> _Prompt_:
Can the data below be echoed back word for word?

> _Data for processing_:

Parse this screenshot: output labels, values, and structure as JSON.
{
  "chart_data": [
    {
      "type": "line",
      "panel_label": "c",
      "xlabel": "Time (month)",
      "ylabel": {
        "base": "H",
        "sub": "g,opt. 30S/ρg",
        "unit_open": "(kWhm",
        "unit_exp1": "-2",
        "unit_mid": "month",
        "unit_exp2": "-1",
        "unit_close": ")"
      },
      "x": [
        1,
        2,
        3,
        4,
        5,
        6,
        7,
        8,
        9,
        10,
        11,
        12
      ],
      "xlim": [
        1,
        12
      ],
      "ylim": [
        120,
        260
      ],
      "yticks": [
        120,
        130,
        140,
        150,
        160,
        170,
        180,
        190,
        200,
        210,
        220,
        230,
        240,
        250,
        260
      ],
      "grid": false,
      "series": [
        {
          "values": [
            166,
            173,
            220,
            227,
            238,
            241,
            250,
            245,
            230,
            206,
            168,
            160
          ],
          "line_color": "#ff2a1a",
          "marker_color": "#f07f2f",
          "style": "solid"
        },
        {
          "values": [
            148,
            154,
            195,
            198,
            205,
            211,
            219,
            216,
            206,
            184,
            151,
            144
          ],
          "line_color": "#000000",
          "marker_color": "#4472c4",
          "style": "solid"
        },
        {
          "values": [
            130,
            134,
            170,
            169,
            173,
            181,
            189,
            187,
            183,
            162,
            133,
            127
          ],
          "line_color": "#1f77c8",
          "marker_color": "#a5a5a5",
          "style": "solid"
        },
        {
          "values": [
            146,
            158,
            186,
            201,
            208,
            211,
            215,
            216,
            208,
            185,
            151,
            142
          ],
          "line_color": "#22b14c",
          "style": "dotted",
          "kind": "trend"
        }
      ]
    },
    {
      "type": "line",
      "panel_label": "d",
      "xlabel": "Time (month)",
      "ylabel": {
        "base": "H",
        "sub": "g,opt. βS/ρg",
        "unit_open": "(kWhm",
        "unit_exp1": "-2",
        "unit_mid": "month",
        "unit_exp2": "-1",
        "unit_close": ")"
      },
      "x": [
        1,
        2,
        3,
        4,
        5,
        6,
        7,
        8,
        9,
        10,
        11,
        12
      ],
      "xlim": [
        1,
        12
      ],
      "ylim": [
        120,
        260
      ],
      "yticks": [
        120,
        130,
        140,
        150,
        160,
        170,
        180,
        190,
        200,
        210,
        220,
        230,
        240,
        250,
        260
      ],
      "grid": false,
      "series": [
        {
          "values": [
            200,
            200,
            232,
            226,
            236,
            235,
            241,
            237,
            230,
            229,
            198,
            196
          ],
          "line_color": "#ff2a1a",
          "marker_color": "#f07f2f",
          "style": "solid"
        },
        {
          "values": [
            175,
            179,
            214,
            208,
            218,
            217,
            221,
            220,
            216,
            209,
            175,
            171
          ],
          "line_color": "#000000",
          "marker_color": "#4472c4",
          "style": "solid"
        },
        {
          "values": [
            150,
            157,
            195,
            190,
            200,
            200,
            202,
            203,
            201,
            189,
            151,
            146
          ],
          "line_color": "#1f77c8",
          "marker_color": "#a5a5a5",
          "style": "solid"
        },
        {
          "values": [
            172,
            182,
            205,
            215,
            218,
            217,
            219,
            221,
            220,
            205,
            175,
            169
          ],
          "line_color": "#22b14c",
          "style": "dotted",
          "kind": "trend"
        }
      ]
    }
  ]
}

> _Answer to the problem_:
Parse this screenshot: output labels, values, and structure as JSON.
{
  "chart_data": [
    {
      "type": "line",
      "panel_label": "c",
      "xlabel": "Time (month)",
      "ylabel": {
        "base": "H",
        "sub": "g,opt. 30S/ρg",
        "unit_open": "(kWhm",
        "unit_exp1": "-2",
        "unit_mid": "month",
        "unit_exp2": "-1",
        "unit_close": ")"
      },
      "x": [
        1,
        2,
        3,
        4,
        5,
        6,
        7,
        8,
        9,
        10,
        11,
        12
      ],
      "xlim": [
        1,
        12
      ],
      "ylim": [
        120,
        260
      ],
      "yticks": [
        120,
        130,
        140,
        150,
        160,
        170,
        180,
        190,
        200,
        210,
        220,
        230,
        240,
        250,
        260
      ],
      "grid": false,
      "series": [
        {
          "values": [
            166,
            173,
            220,
            227,
            238,
            241,
            250,
            245,
            230,
            206,
            168,
            160
          ],
          "line_color": "#ff2a1a",
          "marker_color": "#f07f2f",
          "style": "solid"
        },
        {
          "values": [
            148,
            154,
            195,
            198,
            205,
            211,
            219,
            216,
            206,
            184,
            151,
            144
          ],
          "line_color": "#000000",
          "marker_color": "#4472c4",
          "style": "solid"
        },
        {
          "values": [
            130,
            134,
            170,
            169,
            173,
            181,
            189,
            187,
            183,
            162,
            133,
            127
          ],
          "line_color": "#1f77c8",
          "marker_color": "#a5a5a5",
          "style": "solid"
        },
        {
          "values": [
            146,
            158,
            186,
            201,
            208,
            211,
            215,
            216,
            208,
            185,
            151,
            142
          ],
          "line_color": "#22b14c",
          "style": "dotted",
          "kind": "trend"
        }
      ]
    },
    {
      "type": "line",
      "panel_label": "d",
      "xlabel": "Time (month)",
      "ylabel": {
        "base": "H",
        "sub": "g,opt. βS/ρg",
        "unit_open": "(kWhm",
        "unit_exp1": "-2",
        "unit_mid": "month",
        "unit_exp2": "-1",
        "unit_close": ")"
      },
      "x": [
        1,
        2,
        3,
        4,
        5,
        6,
        7,
        8,
        9,
        10,
        11,
        12
      ],
      "xlim": [
        1,
        12
      ],
      "ylim": [
        120,
        260
      ],
      "yticks": [
        120,
        130,
        140,
        150,
        160,
        170,
        180,
        190,
        200,
        210,
        220,
        230,
        240,
        250,
        260
      ],
      "grid": false,
      "series": [
        {
          "values": [
            200,
            200,
            232,
            226,
            236,
            235,
            241,
            237,
            230,
            229,
            198,
            196
          ],
          "line_color": "#ff2a1a",
          "marker_color": "#f07f2f",
          "style": "solid"
        },
        {
          "values": [
            175,
            179,
            214,
            208,
            218,
            217,
            221,
            220,
            216,
            209,
            175,
            171
          ],
          "line_color": "#000000",
          "marker_color": "#4472c4",
          "style": "solid"
        },
        {
          "values": [
            150,
            157,
            195,
            190,
            200,
            200,
            202,
            203,
            201,
            189,
            151,
            146
          ],
          "line_color": "#1f77c8",
          "marker_color": "#a5a5a5",
          "style": "solid"
        },
        {
          "values": [
            172,
            182,
            205,
            215,
            218,
            217,
            219,
            221,
            220,
            205,
            175,
            169
          ],
          "line_color": "#22b14c",
          "style": "dotted",
          "kind": "trend"
        }
      ]
    }
  ]
}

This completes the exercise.